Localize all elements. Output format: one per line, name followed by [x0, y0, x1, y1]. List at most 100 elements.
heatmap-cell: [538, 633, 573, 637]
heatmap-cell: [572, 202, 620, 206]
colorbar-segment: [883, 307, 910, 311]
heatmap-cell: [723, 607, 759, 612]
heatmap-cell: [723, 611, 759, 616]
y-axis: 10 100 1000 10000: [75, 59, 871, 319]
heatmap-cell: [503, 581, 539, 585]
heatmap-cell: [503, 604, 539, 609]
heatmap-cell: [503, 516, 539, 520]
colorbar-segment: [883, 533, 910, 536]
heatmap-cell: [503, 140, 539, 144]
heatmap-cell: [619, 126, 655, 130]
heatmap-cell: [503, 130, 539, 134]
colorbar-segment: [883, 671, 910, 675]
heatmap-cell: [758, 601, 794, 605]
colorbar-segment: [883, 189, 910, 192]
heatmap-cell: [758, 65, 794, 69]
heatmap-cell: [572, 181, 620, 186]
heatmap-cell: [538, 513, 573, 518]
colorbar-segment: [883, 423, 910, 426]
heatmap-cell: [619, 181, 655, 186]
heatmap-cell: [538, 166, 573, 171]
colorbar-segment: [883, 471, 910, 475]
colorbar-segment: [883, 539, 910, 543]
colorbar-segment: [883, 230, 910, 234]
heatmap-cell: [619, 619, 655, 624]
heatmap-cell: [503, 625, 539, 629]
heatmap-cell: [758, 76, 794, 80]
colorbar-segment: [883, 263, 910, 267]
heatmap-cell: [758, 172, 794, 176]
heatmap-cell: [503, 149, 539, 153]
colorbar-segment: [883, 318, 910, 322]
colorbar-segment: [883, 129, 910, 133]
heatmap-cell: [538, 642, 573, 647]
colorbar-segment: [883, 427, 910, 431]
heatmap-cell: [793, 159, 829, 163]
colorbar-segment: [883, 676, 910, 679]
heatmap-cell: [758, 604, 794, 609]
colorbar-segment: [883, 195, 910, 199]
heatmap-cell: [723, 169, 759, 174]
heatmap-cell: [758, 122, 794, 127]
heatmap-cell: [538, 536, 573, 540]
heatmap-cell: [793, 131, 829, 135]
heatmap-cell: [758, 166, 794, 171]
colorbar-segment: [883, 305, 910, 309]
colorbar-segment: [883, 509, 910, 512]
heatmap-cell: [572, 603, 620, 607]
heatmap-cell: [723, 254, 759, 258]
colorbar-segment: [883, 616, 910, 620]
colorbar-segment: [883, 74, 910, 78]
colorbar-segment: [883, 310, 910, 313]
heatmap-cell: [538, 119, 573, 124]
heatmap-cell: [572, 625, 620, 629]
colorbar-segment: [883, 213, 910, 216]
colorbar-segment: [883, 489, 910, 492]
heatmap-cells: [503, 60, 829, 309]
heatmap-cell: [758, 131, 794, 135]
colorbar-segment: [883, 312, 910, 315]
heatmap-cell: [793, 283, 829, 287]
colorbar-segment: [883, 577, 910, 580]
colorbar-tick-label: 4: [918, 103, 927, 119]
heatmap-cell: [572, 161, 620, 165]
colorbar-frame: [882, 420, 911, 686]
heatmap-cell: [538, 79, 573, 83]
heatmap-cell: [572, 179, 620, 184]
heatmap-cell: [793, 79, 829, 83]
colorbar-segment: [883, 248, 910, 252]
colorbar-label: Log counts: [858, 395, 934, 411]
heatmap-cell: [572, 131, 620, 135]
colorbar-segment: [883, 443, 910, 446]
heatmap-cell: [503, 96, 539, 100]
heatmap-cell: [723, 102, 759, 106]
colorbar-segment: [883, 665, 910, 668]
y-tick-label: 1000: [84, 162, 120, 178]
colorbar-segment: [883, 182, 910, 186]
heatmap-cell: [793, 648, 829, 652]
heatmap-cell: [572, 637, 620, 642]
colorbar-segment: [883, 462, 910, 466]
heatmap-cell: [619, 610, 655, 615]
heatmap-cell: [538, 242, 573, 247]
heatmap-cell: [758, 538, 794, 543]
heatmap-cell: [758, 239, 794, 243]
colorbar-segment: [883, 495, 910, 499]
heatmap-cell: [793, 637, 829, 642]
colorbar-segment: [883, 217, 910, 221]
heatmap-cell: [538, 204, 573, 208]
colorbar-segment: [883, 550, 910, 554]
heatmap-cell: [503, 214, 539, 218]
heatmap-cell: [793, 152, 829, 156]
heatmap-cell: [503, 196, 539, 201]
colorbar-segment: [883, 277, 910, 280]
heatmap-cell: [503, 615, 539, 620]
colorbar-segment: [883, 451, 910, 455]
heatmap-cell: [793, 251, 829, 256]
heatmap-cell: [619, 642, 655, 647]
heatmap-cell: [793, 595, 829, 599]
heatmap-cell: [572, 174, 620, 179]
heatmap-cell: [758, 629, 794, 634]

### The request
Rewrite all the rows above, replacing every "colorbar-segment" with "colorbar-band" and leaving everything else unchanged.

### Solution for this problem
Localize all elements. Output format: one per line, name followed by [x0, y0, x1, y1]. List at most 100 elements.
heatmap-cell: [538, 633, 573, 637]
heatmap-cell: [572, 202, 620, 206]
colorbar-band: [883, 307, 910, 311]
heatmap-cell: [723, 607, 759, 612]
heatmap-cell: [723, 611, 759, 616]
y-axis: 10 100 1000 10000: [75, 59, 871, 319]
heatmap-cell: [503, 581, 539, 585]
heatmap-cell: [503, 604, 539, 609]
heatmap-cell: [503, 516, 539, 520]
colorbar-band: [883, 533, 910, 536]
heatmap-cell: [503, 140, 539, 144]
heatmap-cell: [619, 126, 655, 130]
heatmap-cell: [503, 130, 539, 134]
colorbar-band: [883, 671, 910, 675]
heatmap-cell: [758, 601, 794, 605]
colorbar-band: [883, 189, 910, 192]
heatmap-cell: [758, 65, 794, 69]
heatmap-cell: [572, 181, 620, 186]
heatmap-cell: [538, 513, 573, 518]
colorbar-band: [883, 423, 910, 426]
heatmap-cell: [619, 181, 655, 186]
heatmap-cell: [538, 166, 573, 171]
colorbar-band: [883, 471, 910, 475]
colorbar-band: [883, 539, 910, 543]
colorbar-band: [883, 230, 910, 234]
heatmap-cell: [619, 619, 655, 624]
heatmap-cell: [503, 625, 539, 629]
heatmap-cell: [758, 76, 794, 80]
colorbar-band: [883, 263, 910, 267]
heatmap-cell: [758, 172, 794, 176]
heatmap-cell: [503, 149, 539, 153]
colorbar-band: [883, 318, 910, 322]
colorbar-band: [883, 129, 910, 133]
heatmap-cell: [538, 642, 573, 647]
colorbar-band: [883, 427, 910, 431]
heatmap-cell: [793, 159, 829, 163]
colorbar-band: [883, 676, 910, 679]
heatmap-cell: [758, 604, 794, 609]
colorbar-band: [883, 195, 910, 199]
heatmap-cell: [723, 169, 759, 174]
heatmap-cell: [758, 122, 794, 127]
heatmap-cell: [538, 536, 573, 540]
heatmap-cell: [793, 131, 829, 135]
heatmap-cell: [758, 166, 794, 171]
colorbar-band: [883, 305, 910, 309]
colorbar-band: [883, 509, 910, 512]
heatmap-cell: [572, 603, 620, 607]
heatmap-cell: [723, 254, 759, 258]
colorbar-band: [883, 616, 910, 620]
colorbar-band: [883, 74, 910, 78]
colorbar-band: [883, 310, 910, 313]
heatmap-cell: [538, 119, 573, 124]
heatmap-cell: [572, 625, 620, 629]
colorbar-band: [883, 213, 910, 216]
colorbar-band: [883, 489, 910, 492]
heatmap-cells: [503, 60, 829, 309]
heatmap-cell: [758, 131, 794, 135]
colorbar-band: [883, 312, 910, 315]
heatmap-cell: [793, 283, 829, 287]
colorbar-band: [883, 577, 910, 580]
colorbar-tick-label: 4: [918, 103, 927, 119]
heatmap-cell: [572, 161, 620, 165]
colorbar-frame: [882, 420, 911, 686]
heatmap-cell: [538, 79, 573, 83]
heatmap-cell: [572, 179, 620, 184]
heatmap-cell: [793, 79, 829, 83]
colorbar-band: [883, 248, 910, 252]
colorbar-label: Log counts: [858, 395, 934, 411]
heatmap-cell: [572, 131, 620, 135]
colorbar-band: [883, 443, 910, 446]
heatmap-cell: [503, 96, 539, 100]
heatmap-cell: [723, 102, 759, 106]
colorbar-band: [883, 665, 910, 668]
y-tick-label: 1000: [84, 162, 120, 178]
colorbar-band: [883, 182, 910, 186]
heatmap-cell: [793, 648, 829, 652]
heatmap-cell: [572, 637, 620, 642]
colorbar-band: [883, 462, 910, 466]
heatmap-cell: [619, 610, 655, 615]
heatmap-cell: [538, 242, 573, 247]
heatmap-cell: [758, 538, 794, 543]
heatmap-cell: [758, 239, 794, 243]
colorbar-band: [883, 495, 910, 499]
heatmap-cell: [793, 637, 829, 642]
colorbar-band: [883, 217, 910, 221]
heatmap-cell: [538, 204, 573, 208]
colorbar-band: [883, 550, 910, 554]
heatmap-cell: [503, 214, 539, 218]
heatmap-cell: [793, 152, 829, 156]
heatmap-cell: [503, 196, 539, 201]
colorbar-band: [883, 277, 910, 280]
heatmap-cell: [503, 615, 539, 620]
colorbar-band: [883, 451, 910, 455]
heatmap-cell: [793, 251, 829, 256]
heatmap-cell: [619, 642, 655, 647]
heatmap-cell: [793, 595, 829, 599]
heatmap-cell: [572, 174, 620, 179]
heatmap-cell: [758, 629, 794, 634]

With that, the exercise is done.